(Stored records)
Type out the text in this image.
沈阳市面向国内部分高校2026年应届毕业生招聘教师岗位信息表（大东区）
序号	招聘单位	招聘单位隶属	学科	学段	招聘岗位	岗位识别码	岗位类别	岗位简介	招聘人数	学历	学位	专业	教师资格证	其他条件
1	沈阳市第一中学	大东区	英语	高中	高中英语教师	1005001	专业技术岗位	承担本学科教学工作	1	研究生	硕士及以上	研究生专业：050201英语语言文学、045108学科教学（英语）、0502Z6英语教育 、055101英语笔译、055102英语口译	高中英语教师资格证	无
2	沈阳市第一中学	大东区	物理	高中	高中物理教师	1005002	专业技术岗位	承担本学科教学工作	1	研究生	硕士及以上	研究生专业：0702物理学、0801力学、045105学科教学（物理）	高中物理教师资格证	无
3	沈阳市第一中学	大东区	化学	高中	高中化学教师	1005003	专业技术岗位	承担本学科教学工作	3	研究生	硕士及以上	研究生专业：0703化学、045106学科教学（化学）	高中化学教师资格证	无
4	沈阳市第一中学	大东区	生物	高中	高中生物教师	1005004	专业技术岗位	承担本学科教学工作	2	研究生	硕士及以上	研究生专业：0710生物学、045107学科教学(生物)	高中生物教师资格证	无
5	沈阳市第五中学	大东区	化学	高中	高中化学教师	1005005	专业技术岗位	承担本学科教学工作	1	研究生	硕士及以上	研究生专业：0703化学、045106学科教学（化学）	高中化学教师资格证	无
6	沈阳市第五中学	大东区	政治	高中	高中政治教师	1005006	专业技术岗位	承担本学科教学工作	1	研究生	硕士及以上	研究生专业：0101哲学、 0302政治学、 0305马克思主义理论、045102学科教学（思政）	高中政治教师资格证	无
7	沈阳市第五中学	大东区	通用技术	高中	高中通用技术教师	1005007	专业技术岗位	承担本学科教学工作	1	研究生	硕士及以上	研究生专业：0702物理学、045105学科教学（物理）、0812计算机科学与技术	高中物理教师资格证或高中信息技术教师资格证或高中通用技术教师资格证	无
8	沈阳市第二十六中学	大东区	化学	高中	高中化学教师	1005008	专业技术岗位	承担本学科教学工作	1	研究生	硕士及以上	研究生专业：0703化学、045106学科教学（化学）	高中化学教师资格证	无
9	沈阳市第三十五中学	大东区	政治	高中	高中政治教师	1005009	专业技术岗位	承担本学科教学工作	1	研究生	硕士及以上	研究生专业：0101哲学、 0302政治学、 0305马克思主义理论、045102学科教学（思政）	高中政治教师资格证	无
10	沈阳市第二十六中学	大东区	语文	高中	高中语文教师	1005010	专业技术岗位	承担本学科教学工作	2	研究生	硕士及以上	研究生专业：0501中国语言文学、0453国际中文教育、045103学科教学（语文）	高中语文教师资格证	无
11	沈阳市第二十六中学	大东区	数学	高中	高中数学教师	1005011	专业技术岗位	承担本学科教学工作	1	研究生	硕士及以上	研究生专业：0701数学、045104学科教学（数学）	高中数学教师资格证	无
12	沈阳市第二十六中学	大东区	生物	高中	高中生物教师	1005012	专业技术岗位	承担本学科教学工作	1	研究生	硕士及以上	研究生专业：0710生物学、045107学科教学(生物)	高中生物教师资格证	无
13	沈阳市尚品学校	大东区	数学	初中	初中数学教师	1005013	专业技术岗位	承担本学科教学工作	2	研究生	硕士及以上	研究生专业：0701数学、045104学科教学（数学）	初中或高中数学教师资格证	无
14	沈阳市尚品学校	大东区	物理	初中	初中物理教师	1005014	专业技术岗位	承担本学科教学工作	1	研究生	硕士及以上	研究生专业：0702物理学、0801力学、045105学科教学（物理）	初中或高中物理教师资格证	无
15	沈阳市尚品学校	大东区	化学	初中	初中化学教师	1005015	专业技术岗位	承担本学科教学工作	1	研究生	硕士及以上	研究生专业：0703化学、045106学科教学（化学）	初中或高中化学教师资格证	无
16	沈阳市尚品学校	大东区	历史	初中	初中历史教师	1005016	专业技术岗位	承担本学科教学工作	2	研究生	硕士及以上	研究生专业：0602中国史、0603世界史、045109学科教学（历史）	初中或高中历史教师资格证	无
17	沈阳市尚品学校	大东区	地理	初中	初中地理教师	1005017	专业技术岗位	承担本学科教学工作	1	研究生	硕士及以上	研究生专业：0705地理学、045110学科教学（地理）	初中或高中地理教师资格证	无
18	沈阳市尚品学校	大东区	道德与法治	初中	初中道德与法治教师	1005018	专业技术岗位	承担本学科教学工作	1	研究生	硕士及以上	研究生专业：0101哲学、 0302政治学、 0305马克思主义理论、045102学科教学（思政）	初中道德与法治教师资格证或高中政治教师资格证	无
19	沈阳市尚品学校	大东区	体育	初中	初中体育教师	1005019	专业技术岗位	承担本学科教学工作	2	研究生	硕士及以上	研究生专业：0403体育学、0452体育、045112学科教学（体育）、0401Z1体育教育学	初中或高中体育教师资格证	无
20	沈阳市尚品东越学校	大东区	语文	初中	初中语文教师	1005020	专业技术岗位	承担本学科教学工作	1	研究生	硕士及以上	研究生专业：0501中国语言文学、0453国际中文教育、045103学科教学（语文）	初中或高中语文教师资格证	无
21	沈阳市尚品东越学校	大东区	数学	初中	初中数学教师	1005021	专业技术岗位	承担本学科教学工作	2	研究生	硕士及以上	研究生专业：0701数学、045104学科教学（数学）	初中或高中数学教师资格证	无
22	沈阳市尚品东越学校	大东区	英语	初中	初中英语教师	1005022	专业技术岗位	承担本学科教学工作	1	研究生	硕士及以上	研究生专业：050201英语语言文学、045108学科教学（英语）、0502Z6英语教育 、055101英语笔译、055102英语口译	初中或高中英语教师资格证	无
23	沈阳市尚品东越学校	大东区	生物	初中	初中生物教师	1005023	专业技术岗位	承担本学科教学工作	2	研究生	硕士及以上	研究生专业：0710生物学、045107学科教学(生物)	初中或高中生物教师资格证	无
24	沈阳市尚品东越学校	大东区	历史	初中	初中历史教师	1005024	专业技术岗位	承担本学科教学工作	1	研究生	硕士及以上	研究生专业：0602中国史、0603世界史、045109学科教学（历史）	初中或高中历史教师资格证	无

## Task brief
All of the entries must be written out exactly as they stand.

## Written solution
Type out the text in this image.
沈阳市面向国内部分高校2026年应届毕业生招聘教师岗位信息表（大东区）
序号	招聘单位	招聘单位隶属	学科	学段	招聘岗位	岗位识别码	岗位类别	岗位简介	招聘人数	学历	学位	专业	教师资格证	其他条件
1	沈阳市第一中学	大东区	英语	高中	高中英语教师	1005001	专业技术岗位	承担本学科教学工作	1	研究生	硕士及以上	研究生专业：050201英语语言文学、045108学科教学（英语）、0502Z6英语教育 、055101英语笔译、055102英语口译	高中英语教师资格证	无
2	沈阳市第一中学	大东区	物理	高中	高中物理教师	1005002	专业技术岗位	承担本学科教学工作	1	研究生	硕士及以上	研究生专业：0702物理学、0801力学、045105学科教学（物理）	高中物理教师资格证	无
3	沈阳市第一中学	大东区	化学	高中	高中化学教师	1005003	专业技术岗位	承担本学科教学工作	3	研究生	硕士及以上	研究生专业：0703化学、045106学科教学（化学）	高中化学教师资格证	无
4	沈阳市第一中学	大东区	生物	高中	高中生物教师	1005004	专业技术岗位	承担本学科教学工作	2	研究生	硕士及以上	研究生专业：0710生物学、045107学科教学(生物)	高中生物教师资格证	无
5	沈阳市第五中学	大东区	化学	高中	高中化学教师	1005005	专业技术岗位	承担本学科教学工作	1	研究生	硕士及以上	研究生专业：0703化学、045106学科教学（化学）	高中化学教师资格证	无
6	沈阳市第五中学	大东区	政治	高中	高中政治教师	1005006	专业技术岗位	承担本学科教学工作	1	研究生	硕士及以上	研究生专业：0101哲学、 0302政治学、 0305马克思主义理论、045102学科教学（思政）	高中政治教师资格证	无
7	沈阳市第五中学	大东区	通用技术	高中	高中通用技术教师	1005007	专业技术岗位	承担本学科教学工作	1	研究生	硕士及以上	研究生专业：0702物理学、045105学科教学（物理）、0812计算机科学与技术	高中物理教师资格证或高中信息技术教师资格证或高中通用技术教师资格证	无
8	沈阳市第二十六中学	大东区	化学	高中	高中化学教师	1005008	专业技术岗位	承担本学科教学工作	1	研究生	硕士及以上	研究生专业：0703化学、045106学科教学（化学）	高中化学教师资格证	无
9	沈阳市第三十五中学	大东区	政治	高中	高中政治教师	1005009	专业技术岗位	承担本学科教学工作	1	研究生	硕士及以上	研究生专业：0101哲学、 0302政治学、 0305马克思主义理论、045102学科教学（思政）	高中政治教师资格证	无
10	沈阳市第二十六中学	大东区	语文	高中	高中语文教师	1005010	专业技术岗位	承担本学科教学工作	2	研究生	硕士及以上	研究生专业：0501中国语言文学、0453国际中文教育、045103学科教学（语文）	高中语文教师资格证	无
11	沈阳市第二十六中学	大东区	数学	高中	高中数学教师	1005011	专业技术岗位	承担本学科教学工作	1	研究生	硕士及以上	研究生专业：0701数学、045104学科教学（数学）	高中数学教师资格证	无
12	沈阳市第二十六中学	大东区	生物	高中	高中生物教师	1005012	专业技术岗位	承担本学科教学工作	1	研究生	硕士及以上	研究生专业：0710生物学、045107学科教学(生物)	高中生物教师资格证	无
13	沈阳市尚品学校	大东区	数学	初中	初中数学教师	1005013	专业技术岗位	承担本学科教学工作	2	研究生	硕士及以上	研究生专业：0701数学、045104学科教学（数学）	初中或高中数学教师资格证	无
14	沈阳市尚品学校	大东区	物理	初中	初中物理教师	1005014	专业技术岗位	承担本学科教学工作	1	研究生	硕士及以上	研究生专业：0702物理学、0801力学、045105学科教学（物理）	初中或高中物理教师资格证	无
15	沈阳市尚品学校	大东区	化学	初中	初中化学教师	1005015	专业技术岗位	承担本学科教学工作	1	研究生	硕士及以上	研究生专业：0703化学、045106学科教学（化学）	初中或高中化学教师资格证	无
16	沈阳市尚品学校	大东区	历史	初中	初中历史教师	1005016	专业技术岗位	承担本学科教学工作	2	研究生	硕士及以上	研究生专业：0602中国史、0603世界史、045109学科教学（历史）	初中或高中历史教师资格证	无
17	沈阳市尚品学校	大东区	地理	初中	初中地理教师	1005017	专业技术岗位	承担本学科教学工作	1	研究生	硕士及以上	研究生专业：0705地理学、045110学科教学（地理）	初中或高中地理教师资格证	无
18	沈阳市尚品学校	大东区	道德与法治	初中	初中道德与法治教师	1005018	专业技术岗位	承担本学科教学工作	1	研究生	硕士及以上	研究生专业：0101哲学、 0302政治学、 0305马克思主义理论、045102学科教学（思政）	初中道德与法治教师资格证或高中政治教师资格证	无
19	沈阳市尚品学校	大东区	体育	初中	初中体育教师	1005019	专业技术岗位	承担本学科教学工作	2	研究生	硕士及以上	研究生专业：0403体育学、0452体育、045112学科教学（体育）、0401Z1体育教育学	初中或高中体育教师资格证	无
20	沈阳市尚品东越学校	大东区	语文	初中	初中语文教师	1005020	专业技术岗位	承担本学科教学工作	1	研究生	硕士及以上	研究生专业：0501中国语言文学、0453国际中文教育、045103学科教学（语文）	初中或高中语文教师资格证	无
21	沈阳市尚品东越学校	大东区	数学	初中	初中数学教师	1005021	专业技术岗位	承担本学科教学工作	2	研究生	硕士及以上	研究生专业：0701数学、045104学科教学（数学）	初中或高中数学教师资格证	无
22	沈阳市尚品东越学校	大东区	英语	初中	初中英语教师	1005022	专业技术岗位	承担本学科教学工作	1	研究生	硕士及以上	研究生专业：050201英语语言文学、045108学科教学（英语）、0502Z6英语教育 、055101英语笔译、055102英语口译	初中或高中英语教师资格证	无
23	沈阳市尚品东越学校	大东区	生物	初中	初中生物教师	1005023	专业技术岗位	承担本学科教学工作	2	研究生	硕士及以上	研究生专业：0710生物学、045107学科教学(生物)	初中或高中生物教师资格证	无
24	沈阳市尚品东越学校	大东区	历史	初中	初中历史教师	1005024	专业技术岗位	承担本学科教学工作	1	研究生	硕士及以上	研究生专业：0602中国史、0603世界史、045109学科教学（历史）	初中或高中历史教师资格证	无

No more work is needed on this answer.